____ PROVIDED DATA

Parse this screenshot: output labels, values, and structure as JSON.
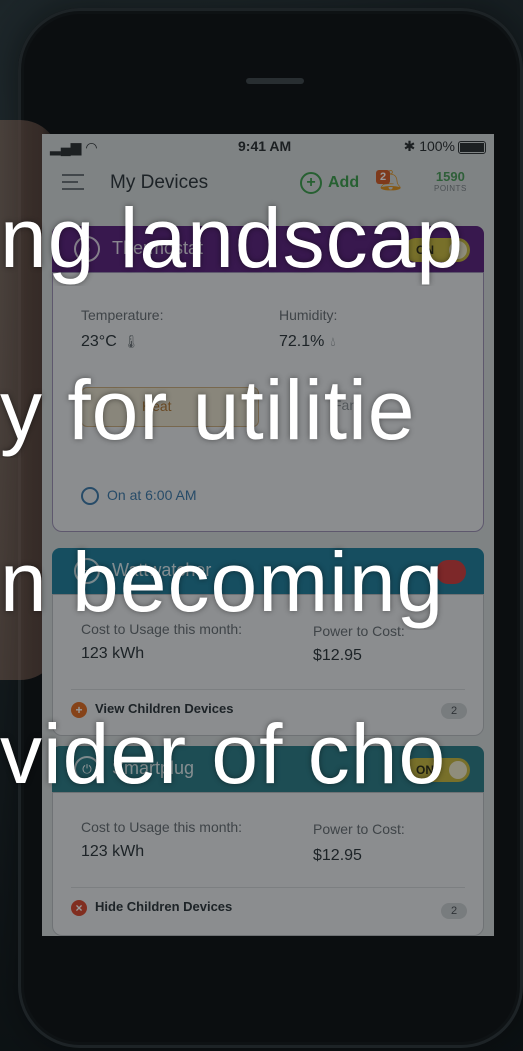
{
  "status_bar": {
    "time": "9:41 AM",
    "battery": "100%"
  },
  "header": {
    "title": "My Devices",
    "add_label": "Add",
    "notification_count": "2",
    "points_value": "1590",
    "points_label": "POINTS"
  },
  "thermostat": {
    "name": "Thermostat",
    "toggle": "ON",
    "temp_label": "Temperature:",
    "temp_value": "23°C",
    "humidity_label": "Humidity:",
    "humidity_value": "72.1%",
    "heat_label": "Heat",
    "fan_label": "Fan",
    "schedule": "On at 6:00 AM"
  },
  "wattwatcher": {
    "name": "Wattwatcher",
    "cost_label": "Cost to Usage this month:",
    "cost_value": "123 kWh",
    "power_label": "Power to Cost:",
    "power_value": "$12.95",
    "children_label": "View Children Devices",
    "children_count": "2"
  },
  "smartplug": {
    "name": "Smartplug",
    "toggle": "ON",
    "cost_label": "Cost to Usage this month:",
    "cost_value": "123 kWh",
    "power_label": "Power to Cost:",
    "power_value": "$12.95",
    "children_label": "Hide Children Devices",
    "children_count": "2"
  },
  "overlay": {
    "line1": "ng landscap",
    "line2": "y for utilitie",
    "line3": "n becoming",
    "line4": "vider of cho"
  },
  "colors": {
    "thermostat": "#5a1f7a",
    "wattwatcher": "#1f7d9a",
    "smartplug": "#2b7a86",
    "accent_green": "#3d9c4a"
  }
}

________

* _GOAL_
Retype every record above exactly as written, but leave out the pictures.

* _RESPONSE TO THIS EXERCISE_
Parse this screenshot: output labels, values, and structure as JSON.
{
  "status_bar": {
    "time": "9:41 AM",
    "battery": "100%"
  },
  "header": {
    "title": "My Devices",
    "add_label": "Add",
    "notification_count": "2",
    "points_value": "1590",
    "points_label": "POINTS"
  },
  "thermostat": {
    "name": "Thermostat",
    "toggle": "ON",
    "temp_label": "Temperature:",
    "temp_value": "23°C",
    "humidity_label": "Humidity:",
    "humidity_value": "72.1%",
    "heat_label": "Heat",
    "fan_label": "Fan",
    "schedule": "On at 6:00 AM"
  },
  "wattwatcher": {
    "name": "Wattwatcher",
    "cost_label": "Cost to Usage this month:",
    "cost_value": "123 kWh",
    "power_label": "Power to Cost:",
    "power_value": "$12.95",
    "children_label": "View Children Devices",
    "children_count": "2"
  },
  "smartplug": {
    "name": "Smartplug",
    "toggle": "ON",
    "cost_label": "Cost to Usage this month:",
    "cost_value": "123 kWh",
    "power_label": "Power to Cost:",
    "power_value": "$12.95",
    "children_label": "Hide Children Devices",
    "children_count": "2"
  },
  "overlay": {
    "line1": "ng landscap",
    "line2": "y for utilitie",
    "line3": "n becoming",
    "line4": "vider of cho"
  },
  "colors": {
    "thermostat": "#5a1f7a",
    "wattwatcher": "#1f7d9a",
    "smartplug": "#2b7a86",
    "accent_green": "#3d9c4a"
  }
}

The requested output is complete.